* _TASK DESCRIPTION_:
Copy out each line featuring the string "JSON" from the entries beneath.

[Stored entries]
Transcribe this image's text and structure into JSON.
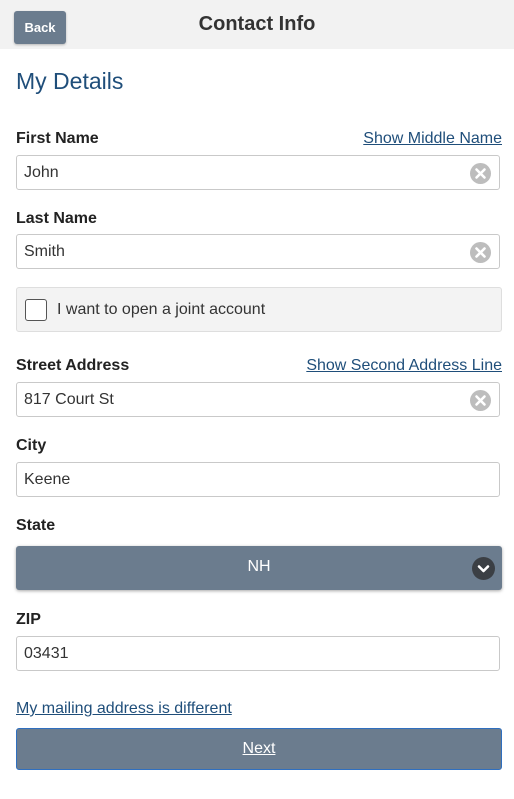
{
  "header": {
    "back_label": "Back",
    "title": "Contact Info"
  },
  "page_title": "My Details",
  "first_name": {
    "label": "First Name",
    "value": "John",
    "link": "Show Middle Name"
  },
  "last_name": {
    "label": "Last Name",
    "value": "Smith"
  },
  "joint_account": {
    "label": "I want to open a joint account",
    "checked": false
  },
  "street": {
    "label": "Street Address",
    "value": "817 Court St",
    "link": "Show Second Address Line"
  },
  "city": {
    "label": "City",
    "value": "Keene"
  },
  "state": {
    "label": "State",
    "value": "NH"
  },
  "zip": {
    "label": "ZIP",
    "value": "03431"
  },
  "mailing_link": "My mailing address is different",
  "next_label": "Next",
  "colors": {
    "accent": "#6b7c8e",
    "title_blue": "#1f4e7a",
    "focus_border": "#2f6fbf"
  },
  "icons": {
    "clear": "clear-circle-x-icon",
    "dropdown": "chevron-down-icon"
  }
}
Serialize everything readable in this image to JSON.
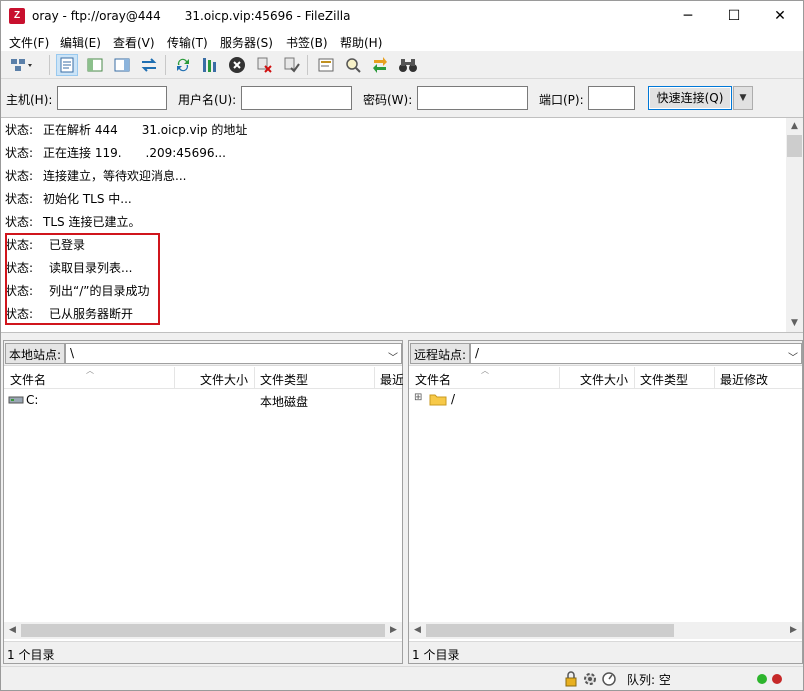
{
  "window": {
    "title": "oray - ftp://oray@444    31.oicp.vip:45696 - FileZilla",
    "app_icon_text": "Z"
  },
  "menu": [
    "文件(F)",
    "编辑(E)",
    "查看(V)",
    "传输(T)",
    "服务器(S)",
    "书签(B)",
    "帮助(H)"
  ],
  "quickconnect": {
    "host_label": "主机(H):",
    "user_label": "用户名(U):",
    "password_label": "密码(W):",
    "port_label": "端口(P):",
    "host_value": "",
    "user_value": "",
    "password_value": "",
    "port_value": "",
    "connect_button": "快速连接(Q)"
  },
  "log": [
    {
      "status": "状态:",
      "message": "正在解析 444    31.oicp.vip 的地址"
    },
    {
      "status": "状态:",
      "message": "正在连接 119.    .209:45696..."
    },
    {
      "status": "状态:",
      "message": "连接建立，等待欢迎消息..."
    },
    {
      "status": "状态:",
      "message": "初始化 TLS 中..."
    },
    {
      "status": "状态:",
      "message": "TLS 连接已建立。"
    },
    {
      "status": "状态:",
      "message": "已登录"
    },
    {
      "status": "状态:",
      "message": "读取目录列表..."
    },
    {
      "status": "状态:",
      "message": "列出“/”的目录成功"
    },
    {
      "status": "状态:",
      "message": "已从服务器断开"
    }
  ],
  "local": {
    "site_label": "本地站点:",
    "path": "\\",
    "columns": [
      "文件名",
      "文件大小",
      "文件类型",
      "最近"
    ],
    "rows": [
      {
        "name": "C:",
        "size": "",
        "type": "本地磁盘"
      }
    ],
    "footer": "1 个目录"
  },
  "remote": {
    "site_label": "远程站点:",
    "path": "/",
    "columns": [
      "文件名",
      "文件大小",
      "文件类型",
      "最近修改"
    ],
    "rows": [
      {
        "name": "/",
        "expander": "⊞"
      }
    ],
    "footer": "1 个目录"
  },
  "statusbar": {
    "queue_label": "队列: 空"
  },
  "colors": {
    "highlight": "#d0151c",
    "accent": "#0078d7",
    "led_green": "#2db52d",
    "led_red": "#c62828"
  }
}
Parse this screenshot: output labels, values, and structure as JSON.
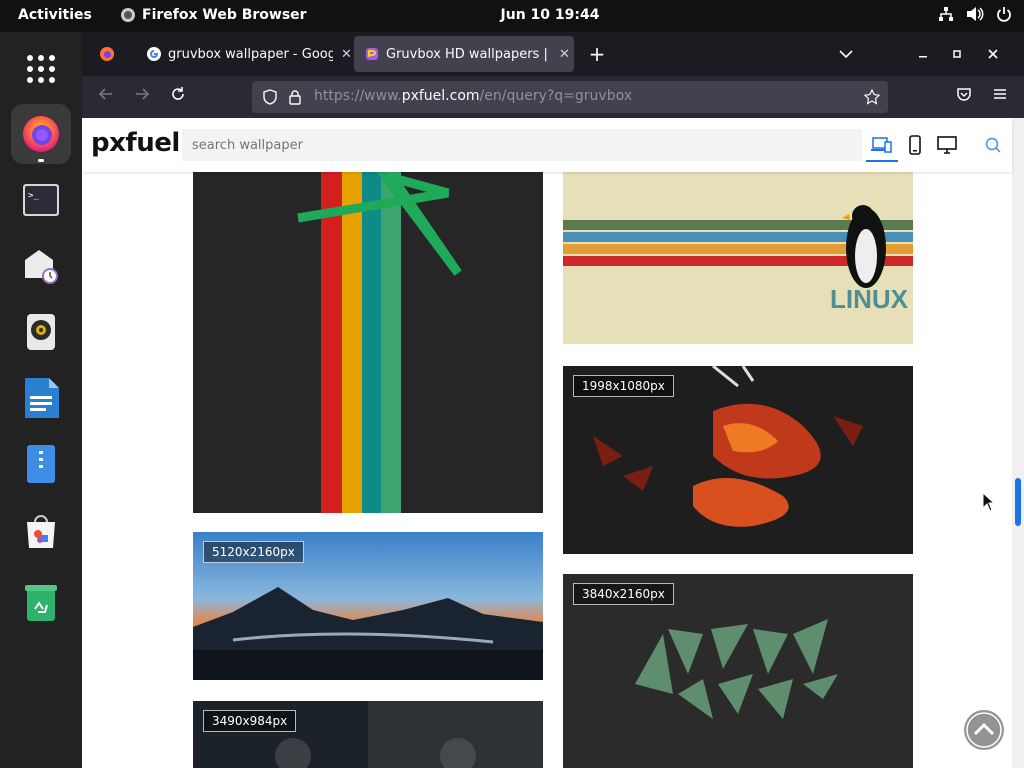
{
  "topbar": {
    "activities": "Activities",
    "app_name": "Firefox Web Browser",
    "clock": "Jun 10  19:44",
    "tray_icons": [
      "network-icon",
      "volume-icon",
      "power-icon"
    ]
  },
  "dock": {
    "items": [
      "app-grid",
      "firefox",
      "terminal",
      "mail-clock",
      "rhythmbox",
      "libreoffice-writer",
      "file-archive",
      "software-center",
      "trash"
    ]
  },
  "browser": {
    "tabs": [
      {
        "title": "gruvbox wallpaper - Google"
      },
      {
        "title": "Gruvbox HD wallpapers | Px"
      }
    ],
    "new_tab": "+",
    "url_prefix": "https://www.",
    "url_domain": "pxfuel.com",
    "url_path": "/en/query?q=gruvbox"
  },
  "site": {
    "logo": "pxfuel",
    "search_placeholder": "search wallpaper"
  },
  "wallpapers": [
    {
      "resolution": "",
      "theme": "gruvbox stripes star",
      "colors": [
        "#d41f1f",
        "#e8a200",
        "#0e8a87",
        "#3da36f"
      ]
    },
    {
      "resolution": "",
      "theme": "linux penguin stripes"
    },
    {
      "resolution": "1998x1080px",
      "theme": "abstract red orange"
    },
    {
      "resolution": "5120x2160px",
      "theme": "volcano sunset"
    },
    {
      "resolution": "3840x2160px",
      "theme": "green triangles"
    },
    {
      "resolution": "3490x984px",
      "theme": "astronaut"
    }
  ],
  "linux_label": "LINUX"
}
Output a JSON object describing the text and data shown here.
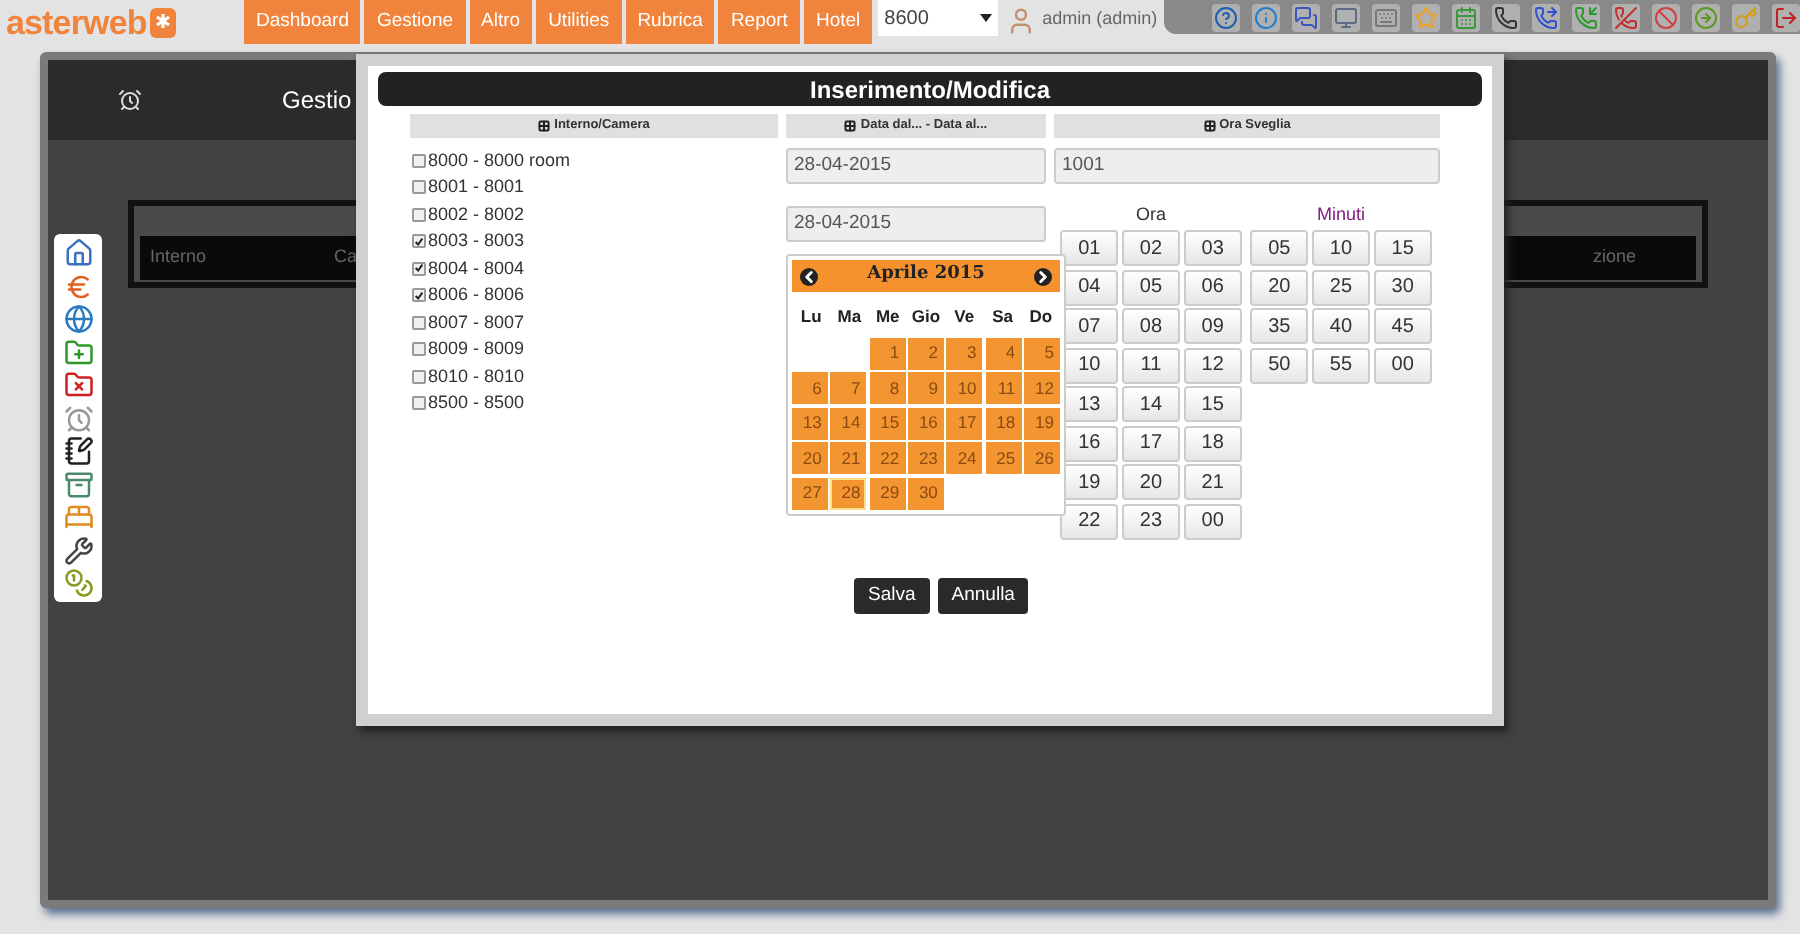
{
  "topbar": {
    "logo": "asterweb",
    "menu": [
      "Dashboard",
      "Gestione",
      "Altro",
      "Utilities",
      "Rubrica",
      "Report",
      "Hotel"
    ],
    "select_value": "8600",
    "user": "admin (admin)"
  },
  "background": {
    "title": "Gestio",
    "columns": [
      "Interno",
      "Ca",
      "zione"
    ]
  },
  "dialog": {
    "title": "Inserimento/Modifica",
    "columns": [
      "Interno/Camera",
      "Data dal... - Data al...",
      "Ora Sveglia"
    ],
    "rooms": [
      {
        "label": "8000 - 8000 room",
        "checked": false
      },
      {
        "label": "8001 - 8001",
        "checked": false
      },
      {
        "label": "8002 - 8002",
        "checked": false
      },
      {
        "label": "8003 - 8003",
        "checked": true
      },
      {
        "label": "8004 - 8004",
        "checked": true
      },
      {
        "label": "8006 - 8006",
        "checked": true
      },
      {
        "label": "8007 - 8007",
        "checked": false
      },
      {
        "label": "8009 - 8009",
        "checked": false
      },
      {
        "label": "8010 - 8010",
        "checked": false
      },
      {
        "label": "8500 - 8500",
        "checked": false
      }
    ],
    "date_from": "28-04-2015",
    "date_to": "28-04-2015",
    "time_value": "1001",
    "calendar": {
      "month": "Aprile 2015",
      "weekdays": [
        "Lu",
        "Ma",
        "Me",
        "Gio",
        "Ve",
        "Sa",
        "Do"
      ],
      "weeks": [
        [
          {
            "kind": "blank"
          },
          {
            "kind": "blank"
          },
          {
            "kind": "day",
            "label": "1",
            "selected": false
          },
          {
            "kind": "day",
            "label": "2",
            "selected": false
          },
          {
            "kind": "day",
            "label": "3",
            "selected": false
          },
          {
            "kind": "day",
            "label": "4",
            "selected": false
          },
          {
            "kind": "day",
            "label": "5",
            "selected": false
          }
        ],
        [
          {
            "kind": "day",
            "label": "6",
            "selected": false
          },
          {
            "kind": "day",
            "label": "7",
            "selected": false
          },
          {
            "kind": "day",
            "label": "8",
            "selected": false
          },
          {
            "kind": "day",
            "label": "9",
            "selected": false
          },
          {
            "kind": "day",
            "label": "10",
            "selected": false
          },
          {
            "kind": "day",
            "label": "11",
            "selected": false
          },
          {
            "kind": "day",
            "label": "12",
            "selected": false
          }
        ],
        [
          {
            "kind": "day",
            "label": "13",
            "selected": false
          },
          {
            "kind": "day",
            "label": "14",
            "selected": false
          },
          {
            "kind": "day",
            "label": "15",
            "selected": false
          },
          {
            "kind": "day",
            "label": "16",
            "selected": false
          },
          {
            "kind": "day",
            "label": "17",
            "selected": false
          },
          {
            "kind": "day",
            "label": "18",
            "selected": false
          },
          {
            "kind": "day",
            "label": "19",
            "selected": false
          }
        ],
        [
          {
            "kind": "day",
            "label": "20",
            "selected": false
          },
          {
            "kind": "day",
            "label": "21",
            "selected": false
          },
          {
            "kind": "day",
            "label": "22",
            "selected": false
          },
          {
            "kind": "day",
            "label": "23",
            "selected": false
          },
          {
            "kind": "day",
            "label": "24",
            "selected": false
          },
          {
            "kind": "day",
            "label": "25",
            "selected": false
          },
          {
            "kind": "day",
            "label": "26",
            "selected": false
          }
        ],
        [
          {
            "kind": "day",
            "label": "27",
            "selected": false
          },
          {
            "kind": "day",
            "label": "28",
            "selected": true
          },
          {
            "kind": "day",
            "label": "29",
            "selected": false
          },
          {
            "kind": "day",
            "label": "30",
            "selected": false
          }
        ]
      ]
    },
    "hours_label": "Ora",
    "hours": [
      "01",
      "02",
      "03",
      "04",
      "05",
      "06",
      "07",
      "08",
      "09",
      "10",
      "11",
      "12",
      "13",
      "14",
      "15",
      "16",
      "17",
      "18",
      "19",
      "20",
      "21",
      "22",
      "23",
      "00"
    ],
    "minutes_label": "Minuti",
    "minutes": [
      "05",
      "10",
      "15",
      "20",
      "25",
      "30",
      "35",
      "40",
      "45",
      "50",
      "55",
      "00"
    ],
    "buttons": [
      "Salva",
      "Annulla"
    ]
  }
}
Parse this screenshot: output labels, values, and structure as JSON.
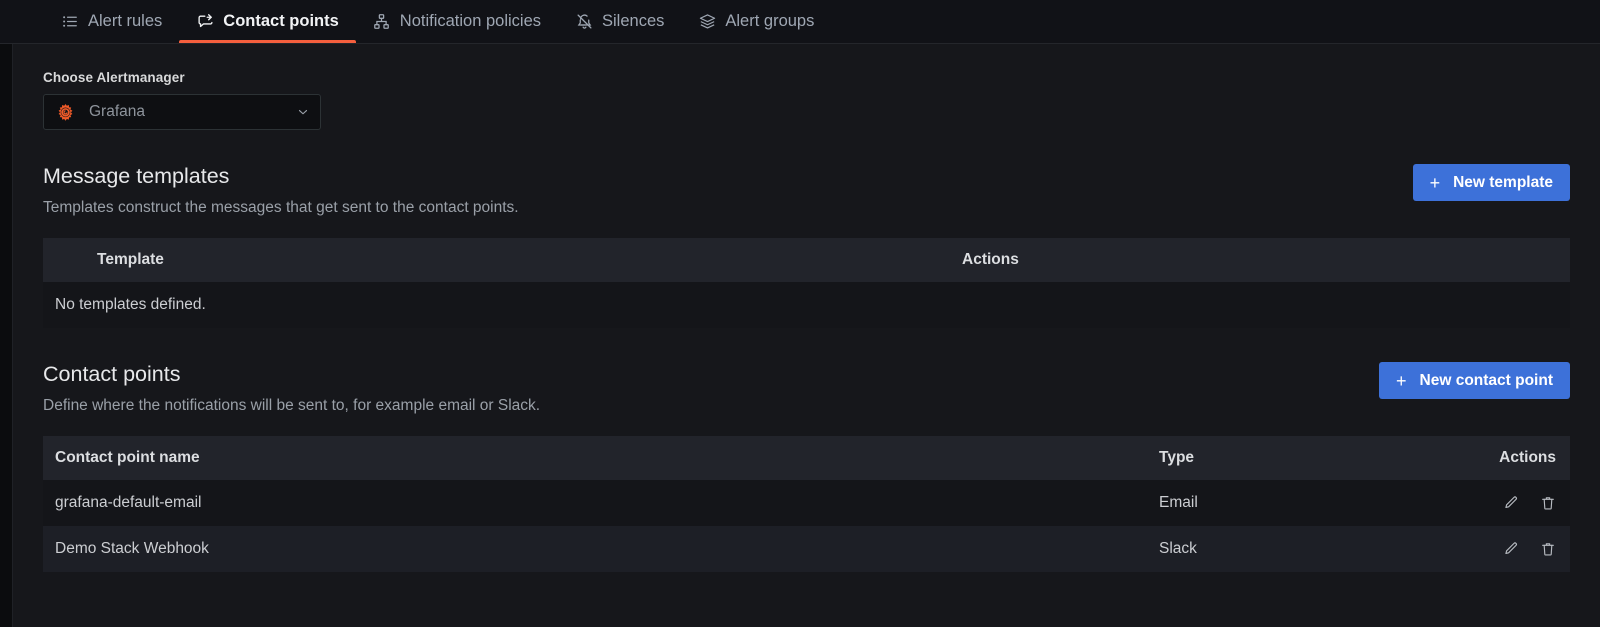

* _OUTPUT OF THE TASK_:
Transcribe this image's text and structure into JSON.
Serialize everything readable in this image to JSON.
Parse this screenshot: output labels, values, and structure as JSON.
Output a JSON object describing the text and data shown here.
Parse this screenshot: output labels, values, and structure as JSON.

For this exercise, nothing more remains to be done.